#### Task details:
Quote the whole listing exactly. Leave the pictures out of your copy.

#### Dataset entries:
::::::

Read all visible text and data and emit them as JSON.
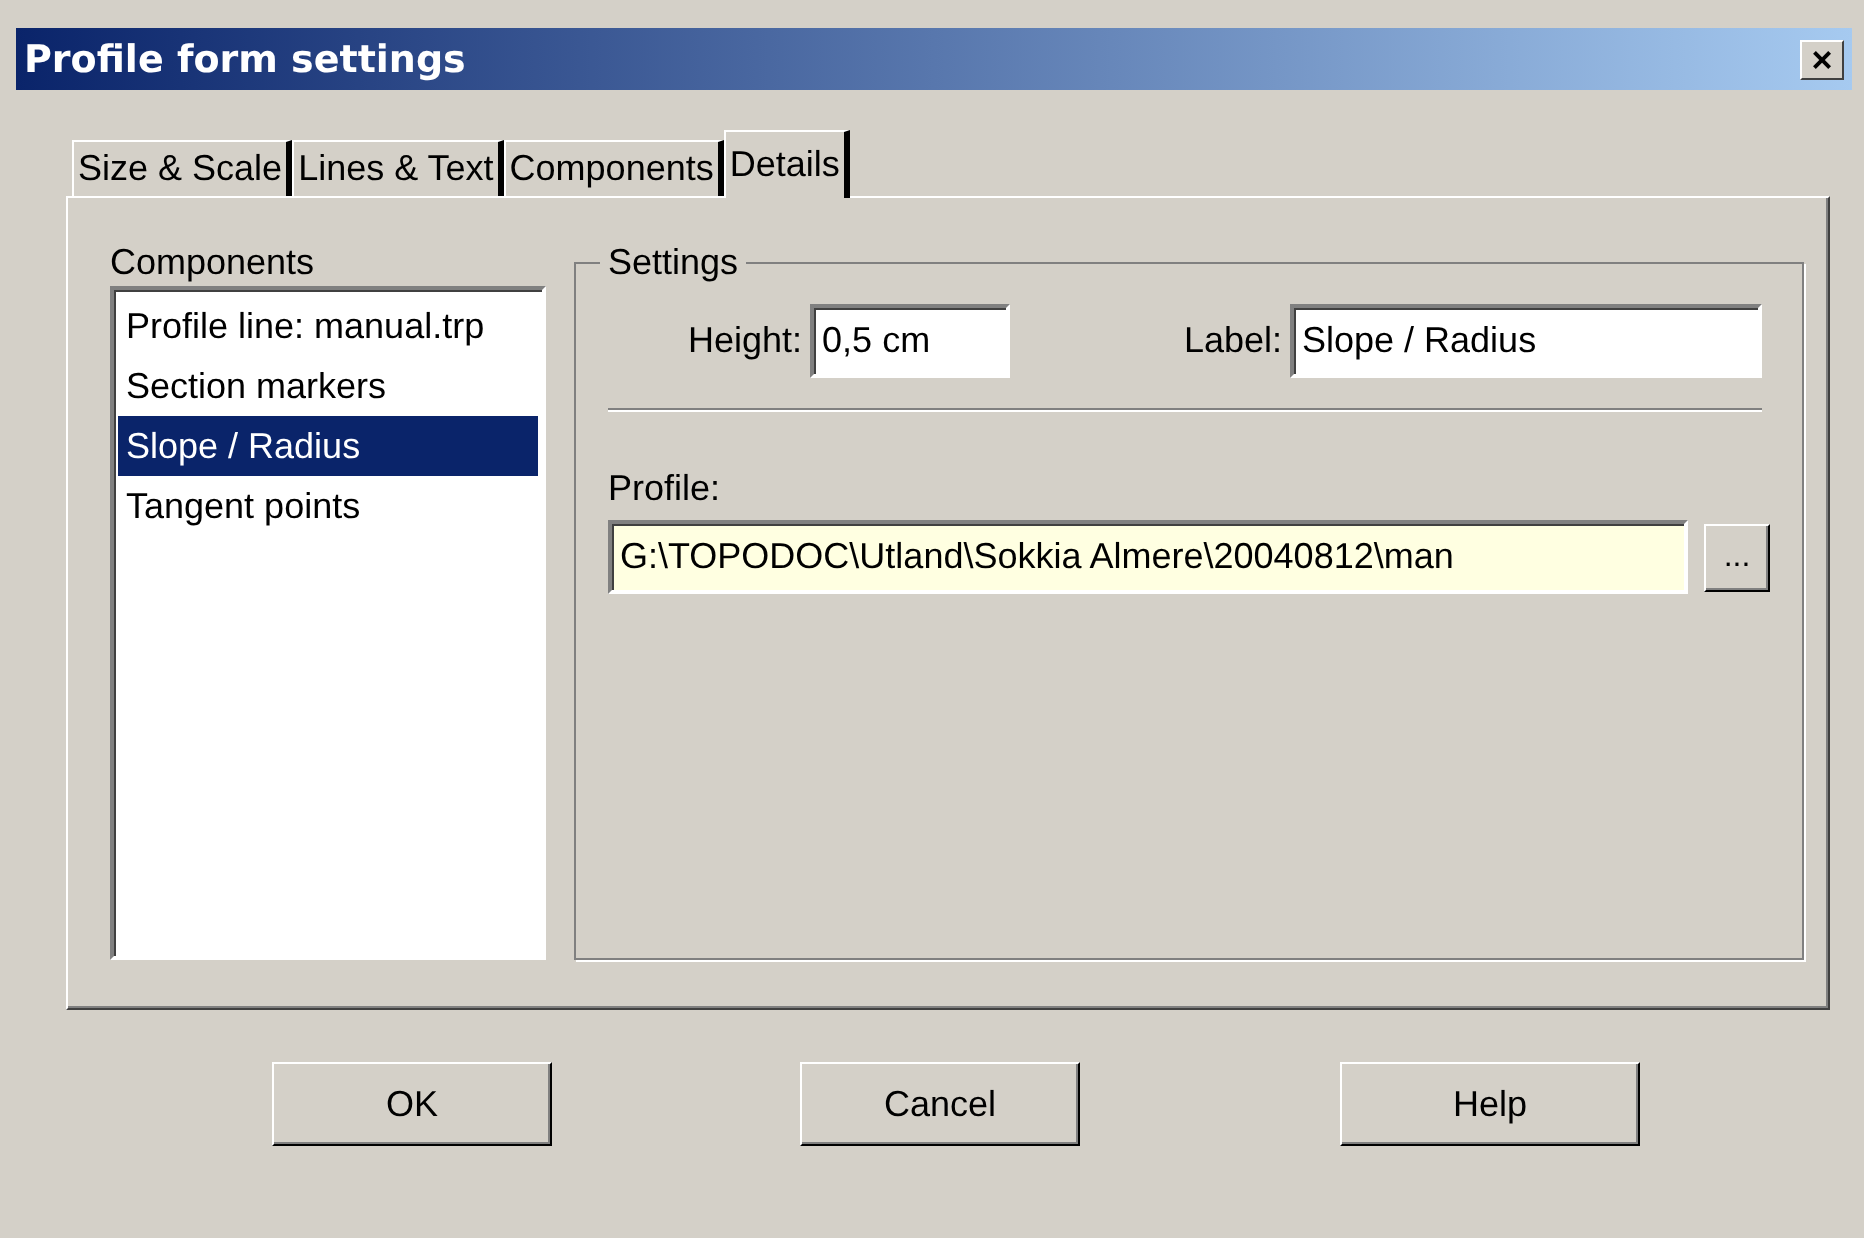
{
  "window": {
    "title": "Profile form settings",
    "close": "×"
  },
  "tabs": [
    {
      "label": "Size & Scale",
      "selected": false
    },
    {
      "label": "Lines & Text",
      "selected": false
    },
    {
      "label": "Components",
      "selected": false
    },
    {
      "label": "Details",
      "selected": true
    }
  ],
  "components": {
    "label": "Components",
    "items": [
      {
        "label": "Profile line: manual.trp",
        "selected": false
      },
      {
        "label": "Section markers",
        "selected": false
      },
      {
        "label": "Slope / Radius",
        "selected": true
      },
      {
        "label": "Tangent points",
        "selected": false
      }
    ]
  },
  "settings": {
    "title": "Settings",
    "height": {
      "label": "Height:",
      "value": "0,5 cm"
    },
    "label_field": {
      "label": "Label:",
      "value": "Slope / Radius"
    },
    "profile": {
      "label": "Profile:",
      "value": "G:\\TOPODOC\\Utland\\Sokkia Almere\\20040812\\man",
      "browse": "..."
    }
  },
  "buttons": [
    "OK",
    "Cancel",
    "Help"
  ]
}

::::::

#### The answer:
Read all visible text and data and emit them as JSON.
{
  "window": {
    "title": "Profile form settings",
    "close": "×"
  },
  "tabs": [
    {
      "label": "Size & Scale",
      "selected": false
    },
    {
      "label": "Lines & Text",
      "selected": false
    },
    {
      "label": "Components",
      "selected": false
    },
    {
      "label": "Details",
      "selected": true
    }
  ],
  "components": {
    "label": "Components",
    "items": [
      {
        "label": "Profile line: manual.trp",
        "selected": false
      },
      {
        "label": "Section markers",
        "selected": false
      },
      {
        "label": "Slope / Radius",
        "selected": true
      },
      {
        "label": "Tangent points",
        "selected": false
      }
    ]
  },
  "settings": {
    "title": "Settings",
    "height": {
      "label": "Height:",
      "value": "0,5 cm"
    },
    "label_field": {
      "label": "Label:",
      "value": "Slope / Radius"
    },
    "profile": {
      "label": "Profile:",
      "value": "G:\\TOPODOC\\Utland\\Sokkia Almere\\20040812\\man",
      "browse": "..."
    }
  },
  "buttons": [
    "OK",
    "Cancel",
    "Help"
  ]
}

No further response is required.